--- Work to be completed ---
Write out the data lines from the line containing "terminal-line: Setting up python3-mechanize" up to and including the line containing "terminal-line: Setting up gcc-mingw-w64-i686-win32", reproducing each one exactly.
________________
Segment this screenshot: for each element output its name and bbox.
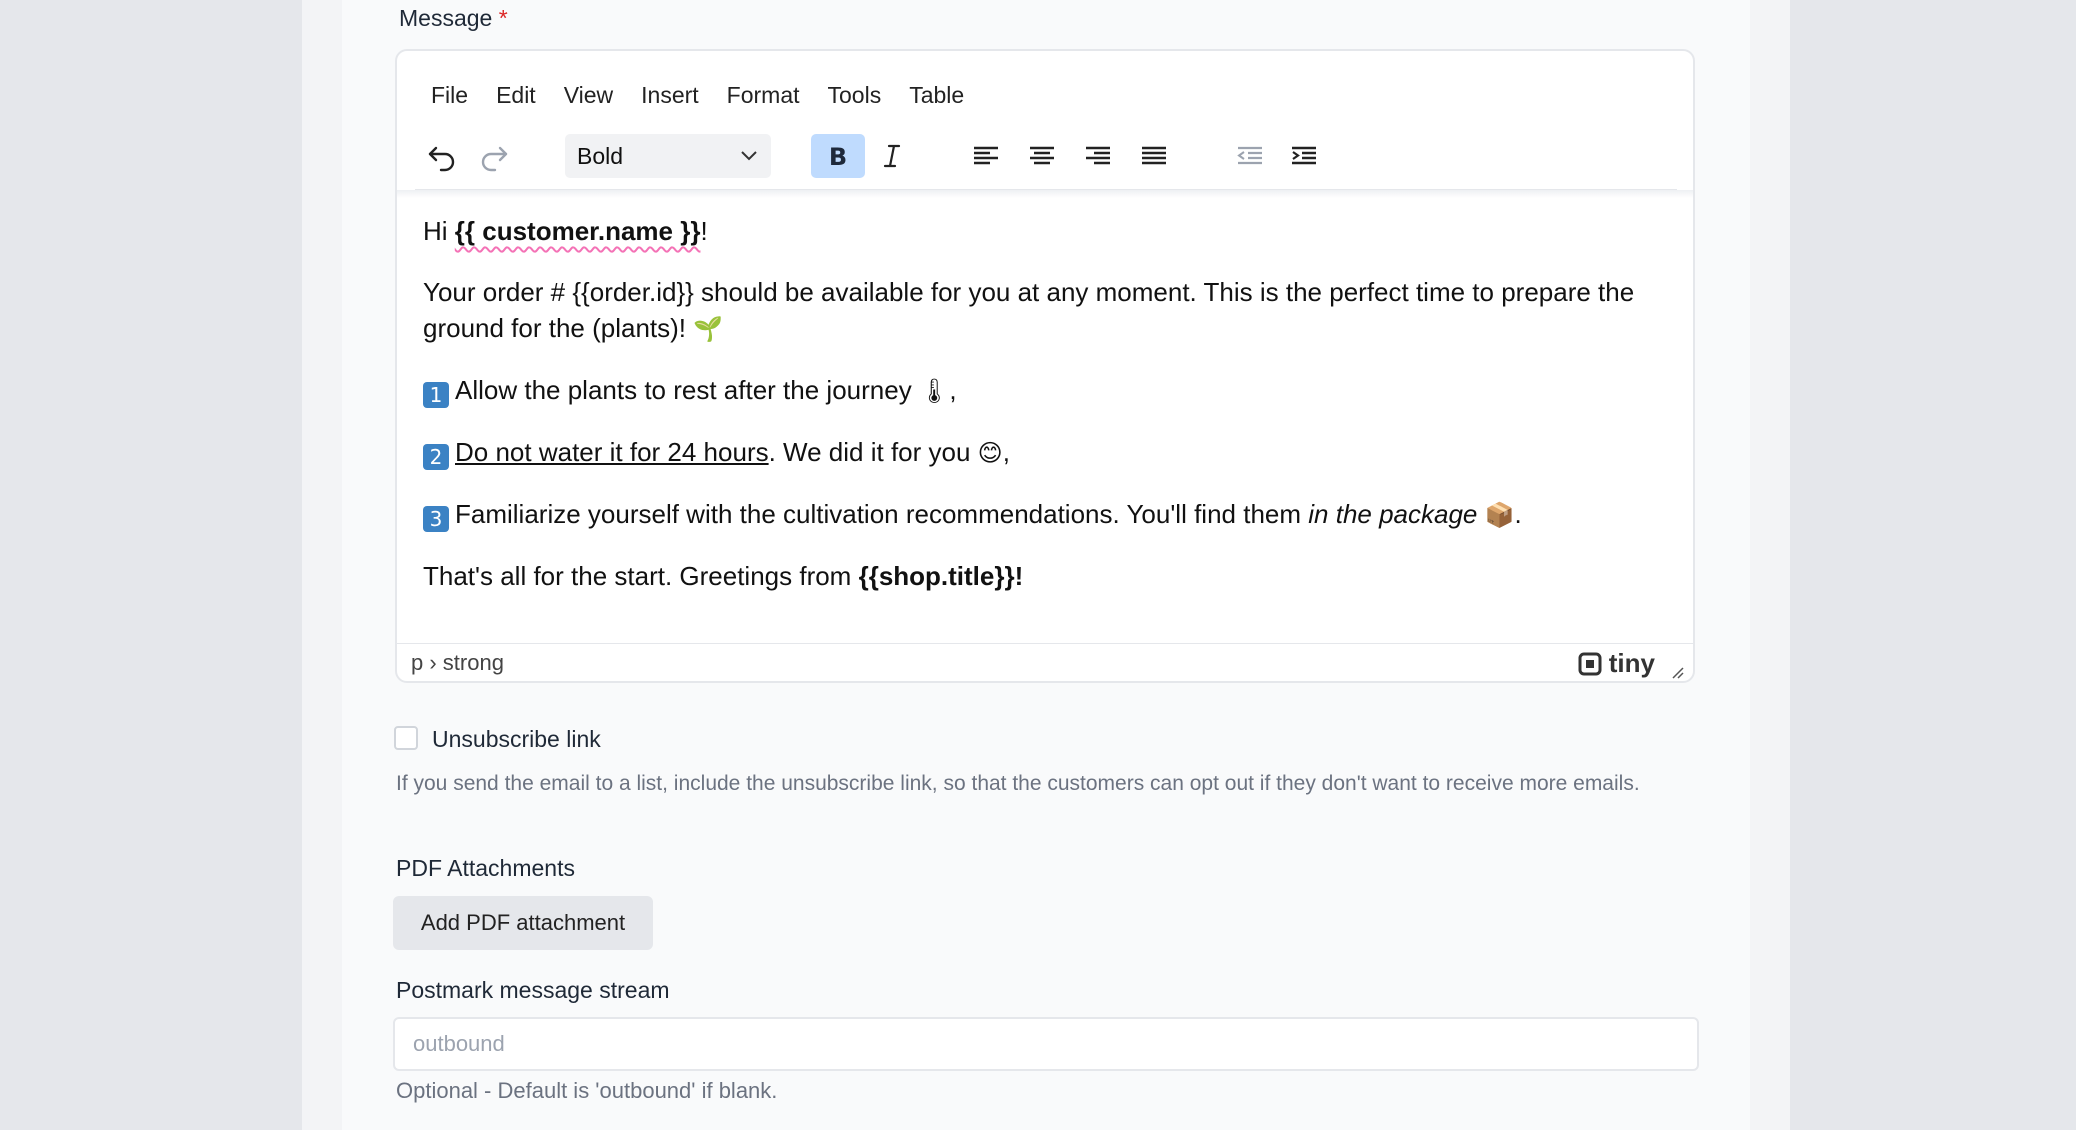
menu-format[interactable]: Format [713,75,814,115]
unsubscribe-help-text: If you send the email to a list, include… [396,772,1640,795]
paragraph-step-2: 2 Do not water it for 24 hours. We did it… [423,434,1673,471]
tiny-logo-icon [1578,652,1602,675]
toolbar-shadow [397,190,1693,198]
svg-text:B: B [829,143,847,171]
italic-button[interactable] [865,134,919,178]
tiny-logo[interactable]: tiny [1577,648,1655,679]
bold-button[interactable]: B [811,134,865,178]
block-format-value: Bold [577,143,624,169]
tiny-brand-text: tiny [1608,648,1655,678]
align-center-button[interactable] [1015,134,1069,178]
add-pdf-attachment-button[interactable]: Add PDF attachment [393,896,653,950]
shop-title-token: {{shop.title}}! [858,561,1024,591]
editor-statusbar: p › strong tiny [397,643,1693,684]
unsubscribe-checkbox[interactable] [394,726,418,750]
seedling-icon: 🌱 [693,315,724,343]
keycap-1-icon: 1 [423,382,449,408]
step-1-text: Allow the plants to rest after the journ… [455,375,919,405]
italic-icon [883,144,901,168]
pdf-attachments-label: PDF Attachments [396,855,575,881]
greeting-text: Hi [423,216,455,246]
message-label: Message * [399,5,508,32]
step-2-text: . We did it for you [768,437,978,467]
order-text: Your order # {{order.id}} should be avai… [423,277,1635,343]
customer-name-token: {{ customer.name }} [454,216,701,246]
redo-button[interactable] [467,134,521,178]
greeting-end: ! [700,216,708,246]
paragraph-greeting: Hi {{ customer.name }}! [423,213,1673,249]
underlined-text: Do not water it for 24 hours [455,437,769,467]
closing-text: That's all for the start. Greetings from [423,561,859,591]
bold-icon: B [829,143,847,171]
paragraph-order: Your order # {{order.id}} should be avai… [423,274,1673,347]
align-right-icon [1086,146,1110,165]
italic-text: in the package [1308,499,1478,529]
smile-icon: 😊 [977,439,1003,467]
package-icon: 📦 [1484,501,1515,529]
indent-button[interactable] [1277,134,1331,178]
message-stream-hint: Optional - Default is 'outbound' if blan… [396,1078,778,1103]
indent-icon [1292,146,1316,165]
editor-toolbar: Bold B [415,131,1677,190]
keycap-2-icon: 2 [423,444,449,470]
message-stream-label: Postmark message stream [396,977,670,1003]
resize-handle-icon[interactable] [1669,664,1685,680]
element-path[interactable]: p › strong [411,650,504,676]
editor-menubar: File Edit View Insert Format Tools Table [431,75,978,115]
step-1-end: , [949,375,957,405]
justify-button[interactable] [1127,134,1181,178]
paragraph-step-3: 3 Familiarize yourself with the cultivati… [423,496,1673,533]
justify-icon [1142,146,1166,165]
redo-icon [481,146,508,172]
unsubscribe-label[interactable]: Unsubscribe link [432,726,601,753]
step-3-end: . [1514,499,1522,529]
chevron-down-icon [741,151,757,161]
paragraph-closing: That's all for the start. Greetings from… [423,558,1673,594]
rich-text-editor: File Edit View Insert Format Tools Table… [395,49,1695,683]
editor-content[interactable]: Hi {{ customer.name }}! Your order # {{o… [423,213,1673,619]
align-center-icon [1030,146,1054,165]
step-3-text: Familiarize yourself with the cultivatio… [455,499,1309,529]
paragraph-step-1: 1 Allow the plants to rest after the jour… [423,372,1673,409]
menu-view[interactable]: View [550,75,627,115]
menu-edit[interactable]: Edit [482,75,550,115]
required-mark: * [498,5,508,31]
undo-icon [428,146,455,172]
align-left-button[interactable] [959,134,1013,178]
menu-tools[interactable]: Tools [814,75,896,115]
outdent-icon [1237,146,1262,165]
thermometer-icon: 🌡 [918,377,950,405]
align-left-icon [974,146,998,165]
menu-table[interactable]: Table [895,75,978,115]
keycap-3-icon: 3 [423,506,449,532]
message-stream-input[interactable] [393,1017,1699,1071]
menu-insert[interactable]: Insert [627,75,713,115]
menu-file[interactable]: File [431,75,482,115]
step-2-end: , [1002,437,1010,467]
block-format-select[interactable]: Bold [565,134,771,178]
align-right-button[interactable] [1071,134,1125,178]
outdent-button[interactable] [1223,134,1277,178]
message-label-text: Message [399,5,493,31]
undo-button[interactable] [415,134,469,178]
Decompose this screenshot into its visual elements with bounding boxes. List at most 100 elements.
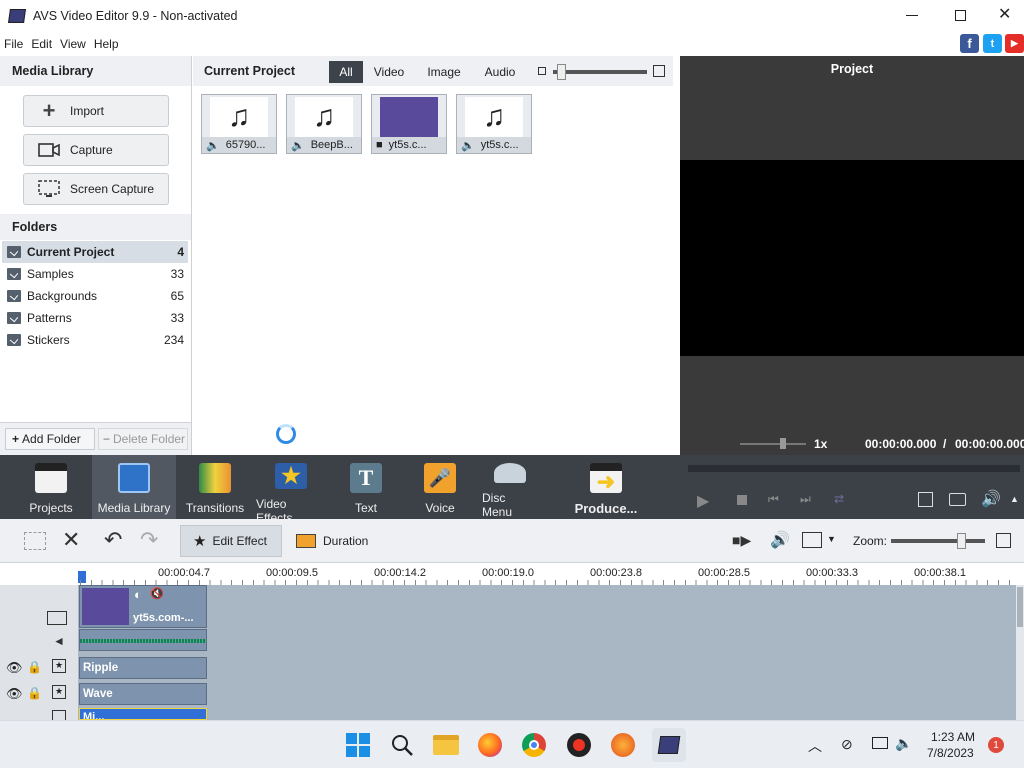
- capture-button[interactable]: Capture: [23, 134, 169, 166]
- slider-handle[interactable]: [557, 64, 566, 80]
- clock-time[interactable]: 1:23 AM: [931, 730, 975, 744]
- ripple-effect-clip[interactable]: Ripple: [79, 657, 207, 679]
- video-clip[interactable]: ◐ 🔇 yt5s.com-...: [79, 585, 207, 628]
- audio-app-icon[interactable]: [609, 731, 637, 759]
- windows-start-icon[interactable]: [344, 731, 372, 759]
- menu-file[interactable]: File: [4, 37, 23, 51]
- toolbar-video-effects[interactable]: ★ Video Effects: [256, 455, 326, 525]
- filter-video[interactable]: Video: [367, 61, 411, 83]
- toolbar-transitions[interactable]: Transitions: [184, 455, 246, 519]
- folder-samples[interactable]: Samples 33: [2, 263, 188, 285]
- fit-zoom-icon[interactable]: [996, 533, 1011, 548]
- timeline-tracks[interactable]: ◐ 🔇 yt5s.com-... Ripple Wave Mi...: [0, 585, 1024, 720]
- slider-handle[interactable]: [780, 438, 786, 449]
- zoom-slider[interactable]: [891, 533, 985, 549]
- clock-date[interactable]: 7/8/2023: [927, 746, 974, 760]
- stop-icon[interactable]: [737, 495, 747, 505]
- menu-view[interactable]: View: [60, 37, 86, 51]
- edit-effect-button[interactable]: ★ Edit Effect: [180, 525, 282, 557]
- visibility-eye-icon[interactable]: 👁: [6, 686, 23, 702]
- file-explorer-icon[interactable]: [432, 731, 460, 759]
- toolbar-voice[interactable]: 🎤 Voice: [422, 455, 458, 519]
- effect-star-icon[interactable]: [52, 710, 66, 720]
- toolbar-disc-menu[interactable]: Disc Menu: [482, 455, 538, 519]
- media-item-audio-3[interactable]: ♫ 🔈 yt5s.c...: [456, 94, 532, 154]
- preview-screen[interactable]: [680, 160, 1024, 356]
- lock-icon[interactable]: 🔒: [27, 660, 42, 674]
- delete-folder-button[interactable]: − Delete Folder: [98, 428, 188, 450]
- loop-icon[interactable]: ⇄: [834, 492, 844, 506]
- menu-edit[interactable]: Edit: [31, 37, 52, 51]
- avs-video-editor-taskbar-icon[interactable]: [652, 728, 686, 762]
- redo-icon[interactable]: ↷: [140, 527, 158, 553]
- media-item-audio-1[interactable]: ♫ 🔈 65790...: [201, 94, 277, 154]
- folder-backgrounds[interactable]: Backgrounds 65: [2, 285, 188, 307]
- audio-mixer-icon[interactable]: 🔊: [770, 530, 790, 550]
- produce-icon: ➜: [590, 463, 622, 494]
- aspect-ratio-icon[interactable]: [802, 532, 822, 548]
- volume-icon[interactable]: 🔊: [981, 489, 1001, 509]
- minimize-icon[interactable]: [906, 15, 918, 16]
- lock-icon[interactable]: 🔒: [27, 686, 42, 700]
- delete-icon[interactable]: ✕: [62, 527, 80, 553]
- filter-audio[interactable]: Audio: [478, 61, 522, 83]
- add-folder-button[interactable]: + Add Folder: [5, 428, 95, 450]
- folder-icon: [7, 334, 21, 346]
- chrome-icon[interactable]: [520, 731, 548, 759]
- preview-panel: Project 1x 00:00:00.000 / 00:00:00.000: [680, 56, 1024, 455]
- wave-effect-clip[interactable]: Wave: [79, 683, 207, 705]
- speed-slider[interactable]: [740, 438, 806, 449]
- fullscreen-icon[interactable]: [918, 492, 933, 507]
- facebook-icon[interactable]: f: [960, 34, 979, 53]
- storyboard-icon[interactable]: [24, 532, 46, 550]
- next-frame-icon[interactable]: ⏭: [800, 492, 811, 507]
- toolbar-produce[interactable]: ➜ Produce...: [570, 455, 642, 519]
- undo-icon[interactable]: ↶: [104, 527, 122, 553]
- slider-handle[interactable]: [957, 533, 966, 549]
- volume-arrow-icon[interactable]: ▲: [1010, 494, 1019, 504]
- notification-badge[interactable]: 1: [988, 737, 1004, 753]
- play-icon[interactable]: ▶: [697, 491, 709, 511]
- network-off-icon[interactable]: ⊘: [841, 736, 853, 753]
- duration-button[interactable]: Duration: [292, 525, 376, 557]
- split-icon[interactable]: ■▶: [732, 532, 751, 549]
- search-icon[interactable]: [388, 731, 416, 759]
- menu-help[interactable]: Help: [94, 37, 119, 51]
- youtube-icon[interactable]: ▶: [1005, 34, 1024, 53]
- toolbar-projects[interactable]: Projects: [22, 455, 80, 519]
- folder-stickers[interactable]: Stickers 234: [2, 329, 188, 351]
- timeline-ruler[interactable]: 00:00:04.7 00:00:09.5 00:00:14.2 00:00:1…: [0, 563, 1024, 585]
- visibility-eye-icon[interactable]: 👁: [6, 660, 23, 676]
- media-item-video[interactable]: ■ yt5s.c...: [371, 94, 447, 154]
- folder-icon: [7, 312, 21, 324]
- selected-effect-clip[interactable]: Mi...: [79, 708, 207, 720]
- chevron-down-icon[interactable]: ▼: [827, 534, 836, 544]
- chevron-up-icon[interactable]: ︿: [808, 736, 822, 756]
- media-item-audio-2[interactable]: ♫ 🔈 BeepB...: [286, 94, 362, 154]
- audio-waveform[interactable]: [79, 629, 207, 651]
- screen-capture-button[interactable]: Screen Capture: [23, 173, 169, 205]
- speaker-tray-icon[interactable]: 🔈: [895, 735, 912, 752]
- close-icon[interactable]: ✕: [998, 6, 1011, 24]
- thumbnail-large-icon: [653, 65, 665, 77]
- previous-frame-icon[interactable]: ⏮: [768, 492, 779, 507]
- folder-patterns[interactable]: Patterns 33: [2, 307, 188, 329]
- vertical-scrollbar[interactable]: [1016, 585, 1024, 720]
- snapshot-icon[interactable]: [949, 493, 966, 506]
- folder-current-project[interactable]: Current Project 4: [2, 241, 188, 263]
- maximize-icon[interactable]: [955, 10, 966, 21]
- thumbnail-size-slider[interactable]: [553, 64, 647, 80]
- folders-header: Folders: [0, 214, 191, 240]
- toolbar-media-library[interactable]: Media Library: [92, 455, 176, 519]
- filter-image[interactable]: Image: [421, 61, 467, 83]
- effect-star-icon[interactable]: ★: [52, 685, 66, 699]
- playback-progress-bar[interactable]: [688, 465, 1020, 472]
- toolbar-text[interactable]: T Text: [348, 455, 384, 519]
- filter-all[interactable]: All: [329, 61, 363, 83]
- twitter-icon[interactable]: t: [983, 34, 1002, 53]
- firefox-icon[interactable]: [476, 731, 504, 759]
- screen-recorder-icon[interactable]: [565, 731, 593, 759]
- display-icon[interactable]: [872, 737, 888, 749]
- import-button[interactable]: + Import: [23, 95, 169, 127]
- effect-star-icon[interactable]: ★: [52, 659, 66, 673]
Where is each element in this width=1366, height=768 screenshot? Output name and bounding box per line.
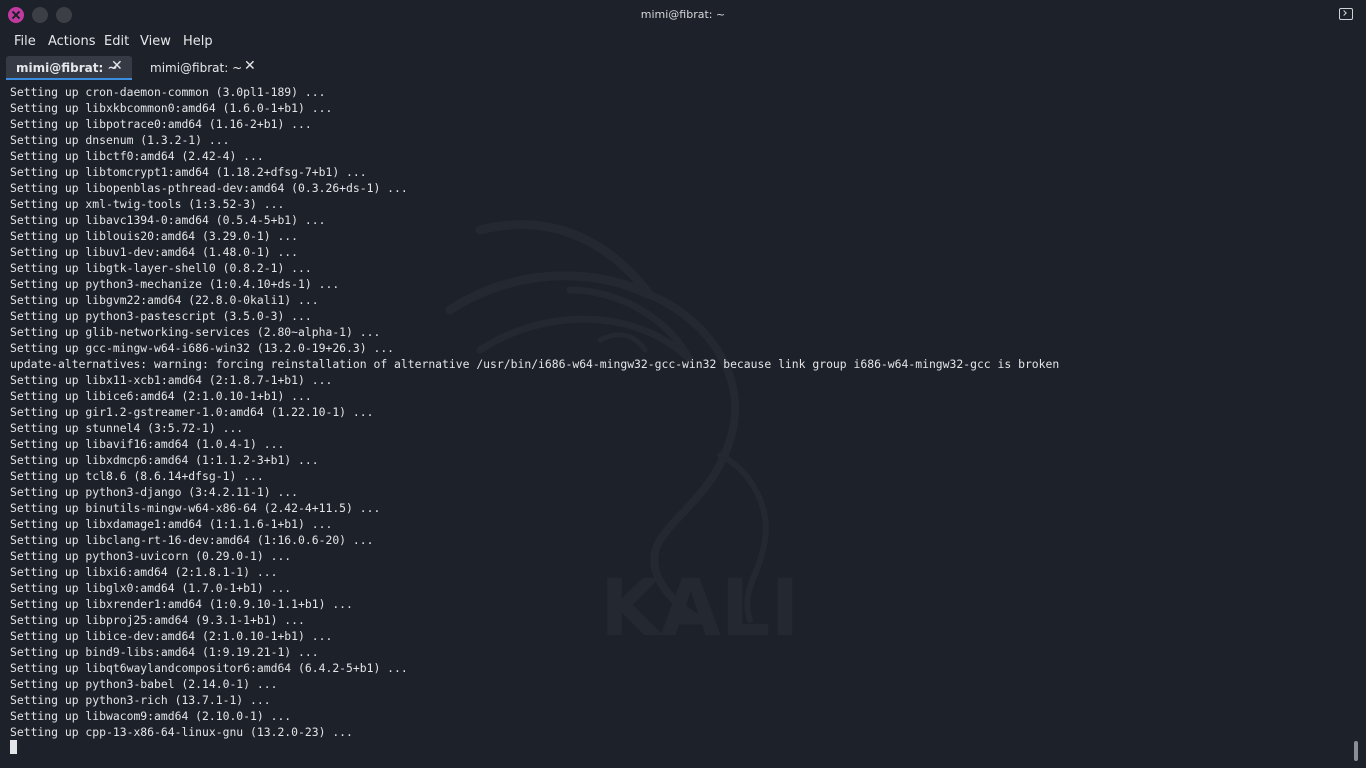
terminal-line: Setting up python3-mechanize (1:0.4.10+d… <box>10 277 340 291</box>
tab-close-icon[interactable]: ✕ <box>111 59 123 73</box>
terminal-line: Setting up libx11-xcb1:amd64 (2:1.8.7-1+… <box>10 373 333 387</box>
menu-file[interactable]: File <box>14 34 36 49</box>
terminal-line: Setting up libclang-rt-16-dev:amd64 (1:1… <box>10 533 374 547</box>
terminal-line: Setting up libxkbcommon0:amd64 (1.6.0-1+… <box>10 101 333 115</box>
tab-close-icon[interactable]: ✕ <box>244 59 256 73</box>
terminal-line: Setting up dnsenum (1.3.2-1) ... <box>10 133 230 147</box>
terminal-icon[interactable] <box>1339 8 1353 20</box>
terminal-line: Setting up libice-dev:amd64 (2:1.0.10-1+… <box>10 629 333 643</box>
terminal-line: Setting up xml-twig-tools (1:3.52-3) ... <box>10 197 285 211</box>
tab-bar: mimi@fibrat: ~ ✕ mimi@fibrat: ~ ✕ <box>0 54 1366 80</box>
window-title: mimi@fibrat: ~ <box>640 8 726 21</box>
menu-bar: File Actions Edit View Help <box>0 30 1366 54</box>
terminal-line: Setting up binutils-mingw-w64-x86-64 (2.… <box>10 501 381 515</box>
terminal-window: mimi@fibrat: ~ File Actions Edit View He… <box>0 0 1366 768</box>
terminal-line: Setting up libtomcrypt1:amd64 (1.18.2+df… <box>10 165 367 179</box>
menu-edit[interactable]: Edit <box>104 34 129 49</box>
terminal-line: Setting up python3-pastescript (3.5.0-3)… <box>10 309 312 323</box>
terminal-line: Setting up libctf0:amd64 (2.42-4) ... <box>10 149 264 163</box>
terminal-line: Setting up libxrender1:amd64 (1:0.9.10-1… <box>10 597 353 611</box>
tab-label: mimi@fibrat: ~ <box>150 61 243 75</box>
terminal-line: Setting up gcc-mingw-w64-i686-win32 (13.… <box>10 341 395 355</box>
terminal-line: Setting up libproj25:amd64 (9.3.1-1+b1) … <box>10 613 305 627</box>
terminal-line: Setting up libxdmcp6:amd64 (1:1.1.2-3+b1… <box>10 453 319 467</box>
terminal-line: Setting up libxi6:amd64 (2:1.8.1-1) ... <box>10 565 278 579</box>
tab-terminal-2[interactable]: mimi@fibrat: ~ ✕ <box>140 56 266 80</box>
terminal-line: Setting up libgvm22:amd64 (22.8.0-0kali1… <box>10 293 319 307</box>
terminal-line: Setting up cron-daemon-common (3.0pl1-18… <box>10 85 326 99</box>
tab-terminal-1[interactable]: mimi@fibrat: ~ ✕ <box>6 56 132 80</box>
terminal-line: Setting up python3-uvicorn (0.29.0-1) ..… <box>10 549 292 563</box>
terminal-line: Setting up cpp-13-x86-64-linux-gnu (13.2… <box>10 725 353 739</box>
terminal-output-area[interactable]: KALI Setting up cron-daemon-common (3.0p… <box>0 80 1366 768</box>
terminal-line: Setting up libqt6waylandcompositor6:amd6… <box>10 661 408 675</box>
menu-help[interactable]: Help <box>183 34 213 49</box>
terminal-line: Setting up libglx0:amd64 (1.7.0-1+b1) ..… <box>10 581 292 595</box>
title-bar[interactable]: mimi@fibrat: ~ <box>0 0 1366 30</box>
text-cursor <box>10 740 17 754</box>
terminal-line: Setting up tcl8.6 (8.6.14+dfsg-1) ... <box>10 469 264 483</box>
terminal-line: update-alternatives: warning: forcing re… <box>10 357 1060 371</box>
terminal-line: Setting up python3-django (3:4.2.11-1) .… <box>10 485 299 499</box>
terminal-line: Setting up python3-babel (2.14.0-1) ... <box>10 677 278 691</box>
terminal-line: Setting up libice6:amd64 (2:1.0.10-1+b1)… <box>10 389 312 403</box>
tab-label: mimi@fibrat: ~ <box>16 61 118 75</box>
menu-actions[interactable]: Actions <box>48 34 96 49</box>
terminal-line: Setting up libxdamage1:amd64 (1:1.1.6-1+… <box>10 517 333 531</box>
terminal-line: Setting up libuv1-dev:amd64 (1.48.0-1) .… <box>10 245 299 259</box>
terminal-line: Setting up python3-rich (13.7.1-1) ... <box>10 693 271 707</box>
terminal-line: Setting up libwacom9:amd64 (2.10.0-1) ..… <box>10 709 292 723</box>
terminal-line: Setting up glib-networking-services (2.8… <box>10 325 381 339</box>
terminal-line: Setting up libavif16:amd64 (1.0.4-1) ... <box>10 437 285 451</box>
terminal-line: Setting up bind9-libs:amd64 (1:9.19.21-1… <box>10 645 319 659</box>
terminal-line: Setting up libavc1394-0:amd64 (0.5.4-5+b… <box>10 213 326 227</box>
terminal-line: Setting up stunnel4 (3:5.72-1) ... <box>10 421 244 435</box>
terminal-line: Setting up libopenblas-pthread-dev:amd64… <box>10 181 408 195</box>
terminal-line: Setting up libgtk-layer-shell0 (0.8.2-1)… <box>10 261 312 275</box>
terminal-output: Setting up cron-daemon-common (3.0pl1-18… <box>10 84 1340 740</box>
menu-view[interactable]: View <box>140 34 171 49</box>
________________
--- The answer ---
terminal-line: Setting up python3-mechanize (1:0.4.10+d… <box>10 277 340 291</box>
tab-close-icon[interactable]: ✕ <box>111 59 123 73</box>
terminal-line: Setting up libx11-xcb1:amd64 (2:1.8.7-1+… <box>10 373 333 387</box>
menu-file[interactable]: File <box>14 34 36 49</box>
terminal-line: Setting up libclang-rt-16-dev:amd64 (1:1… <box>10 533 374 547</box>
terminal-line: Setting up libxkbcommon0:amd64 (1.6.0-1+… <box>10 101 333 115</box>
tab-close-icon[interactable]: ✕ <box>244 59 256 73</box>
terminal-line: Setting up dnsenum (1.3.2-1) ... <box>10 133 230 147</box>
terminal-icon[interactable] <box>1339 8 1353 20</box>
terminal-line: Setting up libice-dev:amd64 (2:1.0.10-1+… <box>10 629 333 643</box>
terminal-line: Setting up xml-twig-tools (1:3.52-3) ... <box>10 197 285 211</box>
tab-bar: mimi@fibrat: ~ ✕ mimi@fibrat: ~ ✕ <box>0 54 1366 80</box>
window-title: mimi@fibrat: ~ <box>640 8 726 21</box>
menu-bar: File Actions Edit View Help <box>0 30 1366 54</box>
terminal-line: Setting up binutils-mingw-w64-x86-64 (2.… <box>10 501 381 515</box>
terminal-window: mimi@fibrat: ~ File Actions Edit View He… <box>0 0 1366 768</box>
terminal-line: Setting up libtomcrypt1:amd64 (1.18.2+df… <box>10 165 367 179</box>
menu-edit[interactable]: Edit <box>104 34 129 49</box>
terminal-line: Setting up python3-pastescript (3.5.0-3)… <box>10 309 312 323</box>
terminal-line: Setting up libctf0:amd64 (2.42-4) ... <box>10 149 264 163</box>
terminal-line: Setting up libxrender1:amd64 (1:0.9.10-1… <box>10 597 353 611</box>
tab-label: mimi@fibrat: ~ <box>150 61 243 75</box>
terminal-line: Setting up gcc-mingw-w64-i686-win32 (13.… <box>10 341 395 355</box>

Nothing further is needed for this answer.